• **To do**: Repeat the stretch of the neuronal communication passage below from "Human cognition, emotion, motivation" through "and psychological disorders.", switching "essay" to "article".

• **Source passage**:
---
Human cognition, emotion, motivation and ultimately life is made possible by neurons in the central nervous system (CNS). This essay will briefly describe the processes involved in neuronal communication and discuss how this knowledge has helped improve our understanding of human behaviour, specifically with regards to neurological and psychological disorders.

Neurons connected to motor neurons in the somatic nervous system control the bodies conscious action whilst neurons in the automatic nervous system control involuntary action which keeps the heart pumping and internal processes working. The soma of a neuron is electrically charged reacting to electrical disturbances from either sensory or neighbouring neurons via it's dendrites. These brief changes of electrical voltage (action potentials) are conducted away from the soma and along the neurons axon. Action potentials travel quickly to the tip of the axon (synapse) where it stimulates the secretion of a particular neurotransmitter. The neurotransmitter acts as a chemical message able to bridge the fluid filled synaptic gap between neighbouring neurons so that communication between cells can occur. The amount of neurotransmitter released into the synaptic gap depends on the frequency of the incoming action potential. On reaching compatible receptors on the postsynaptic neuron the neurotransmitter has an effect on the neighbouring cells action potential, either creating anew or increasing the frequency of an already present action potential (excitation) or suppressing action potential activity (inhibition). Crucially the neurotransmitter only has a short time to stimulate the receptors as it is quickly taken back by the presynaptic neuron in the process of 're-uptake'. In this way the brain can receive incoming messages from the external world, process the information and transmit instructions of response to the body which reacts appropriately.
---
• **Data excerpts**:

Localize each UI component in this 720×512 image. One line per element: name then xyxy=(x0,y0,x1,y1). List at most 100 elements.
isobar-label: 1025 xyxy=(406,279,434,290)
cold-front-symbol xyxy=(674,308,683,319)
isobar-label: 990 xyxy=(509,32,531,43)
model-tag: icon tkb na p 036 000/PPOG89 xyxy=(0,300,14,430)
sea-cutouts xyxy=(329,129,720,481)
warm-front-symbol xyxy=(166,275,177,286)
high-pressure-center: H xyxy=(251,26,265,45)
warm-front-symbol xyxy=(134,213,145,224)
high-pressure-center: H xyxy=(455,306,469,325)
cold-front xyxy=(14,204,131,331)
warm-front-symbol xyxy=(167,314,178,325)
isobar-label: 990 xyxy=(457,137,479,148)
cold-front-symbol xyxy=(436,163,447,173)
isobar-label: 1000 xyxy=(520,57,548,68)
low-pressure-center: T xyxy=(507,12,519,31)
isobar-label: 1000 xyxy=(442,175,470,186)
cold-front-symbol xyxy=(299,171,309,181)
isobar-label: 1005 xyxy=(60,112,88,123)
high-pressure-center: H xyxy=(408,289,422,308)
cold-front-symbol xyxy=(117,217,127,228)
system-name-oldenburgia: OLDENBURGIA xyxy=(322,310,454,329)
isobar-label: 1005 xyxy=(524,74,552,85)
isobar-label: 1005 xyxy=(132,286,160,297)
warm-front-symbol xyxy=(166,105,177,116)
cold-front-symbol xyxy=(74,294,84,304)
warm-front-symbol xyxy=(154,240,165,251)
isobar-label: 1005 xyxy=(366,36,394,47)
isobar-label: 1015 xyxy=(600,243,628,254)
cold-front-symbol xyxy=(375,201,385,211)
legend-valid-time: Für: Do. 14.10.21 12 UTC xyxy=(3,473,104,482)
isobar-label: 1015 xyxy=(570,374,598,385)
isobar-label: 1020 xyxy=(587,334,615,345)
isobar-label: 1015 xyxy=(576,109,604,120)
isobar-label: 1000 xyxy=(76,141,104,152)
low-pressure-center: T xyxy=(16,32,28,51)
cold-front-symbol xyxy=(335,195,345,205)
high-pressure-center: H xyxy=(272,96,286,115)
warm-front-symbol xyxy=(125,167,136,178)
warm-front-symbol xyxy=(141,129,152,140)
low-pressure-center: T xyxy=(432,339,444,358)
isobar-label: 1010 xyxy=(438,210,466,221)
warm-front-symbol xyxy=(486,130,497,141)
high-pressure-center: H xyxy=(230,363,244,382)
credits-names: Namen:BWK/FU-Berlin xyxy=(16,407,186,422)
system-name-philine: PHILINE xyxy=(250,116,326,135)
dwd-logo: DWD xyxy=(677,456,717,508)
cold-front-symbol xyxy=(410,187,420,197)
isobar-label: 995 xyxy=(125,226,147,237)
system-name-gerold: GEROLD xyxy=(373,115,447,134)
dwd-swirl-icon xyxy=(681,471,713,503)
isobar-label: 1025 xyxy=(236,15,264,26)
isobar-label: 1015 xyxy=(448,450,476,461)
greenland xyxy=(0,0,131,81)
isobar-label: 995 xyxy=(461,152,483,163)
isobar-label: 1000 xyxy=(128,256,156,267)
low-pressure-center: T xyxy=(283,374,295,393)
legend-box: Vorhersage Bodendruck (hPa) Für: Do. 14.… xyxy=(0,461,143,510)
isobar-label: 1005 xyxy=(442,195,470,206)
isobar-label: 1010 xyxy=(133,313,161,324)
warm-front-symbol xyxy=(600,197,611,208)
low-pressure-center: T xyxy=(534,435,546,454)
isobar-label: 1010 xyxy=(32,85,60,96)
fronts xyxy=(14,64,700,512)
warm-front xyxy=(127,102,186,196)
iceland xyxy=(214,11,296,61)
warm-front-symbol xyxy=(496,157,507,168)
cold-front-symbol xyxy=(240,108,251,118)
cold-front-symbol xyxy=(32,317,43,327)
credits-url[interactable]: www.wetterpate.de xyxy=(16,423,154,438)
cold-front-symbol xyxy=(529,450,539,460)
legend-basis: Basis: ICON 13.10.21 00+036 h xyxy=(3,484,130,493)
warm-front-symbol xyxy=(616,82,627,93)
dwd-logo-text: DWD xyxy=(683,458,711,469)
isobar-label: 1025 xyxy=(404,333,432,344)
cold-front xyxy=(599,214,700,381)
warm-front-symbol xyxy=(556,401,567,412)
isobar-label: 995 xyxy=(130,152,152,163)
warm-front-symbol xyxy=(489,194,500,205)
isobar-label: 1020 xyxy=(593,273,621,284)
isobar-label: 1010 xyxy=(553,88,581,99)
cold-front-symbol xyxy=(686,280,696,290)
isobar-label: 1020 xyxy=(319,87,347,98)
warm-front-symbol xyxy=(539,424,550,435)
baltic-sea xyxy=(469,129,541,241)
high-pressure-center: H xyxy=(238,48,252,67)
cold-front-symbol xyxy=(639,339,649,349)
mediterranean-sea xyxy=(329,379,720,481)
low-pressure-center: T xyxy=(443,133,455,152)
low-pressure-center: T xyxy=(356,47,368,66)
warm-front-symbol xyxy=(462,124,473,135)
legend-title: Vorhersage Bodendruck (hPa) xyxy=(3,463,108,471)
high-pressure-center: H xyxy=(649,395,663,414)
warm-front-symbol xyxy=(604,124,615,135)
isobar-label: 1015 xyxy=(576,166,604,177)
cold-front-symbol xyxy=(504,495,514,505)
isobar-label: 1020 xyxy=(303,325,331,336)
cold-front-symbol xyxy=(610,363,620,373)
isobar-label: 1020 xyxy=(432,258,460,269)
---
• **The completed task**:
Human cognition, emotion, motivation and ultimately life is made possible by neurons in the central nervous system (CNS). This article will briefly describe the processes involved in neuronal communication and discuss how this knowledge has helped improve our understanding of human behaviour, specifically with regards to neurological and psychological disorders.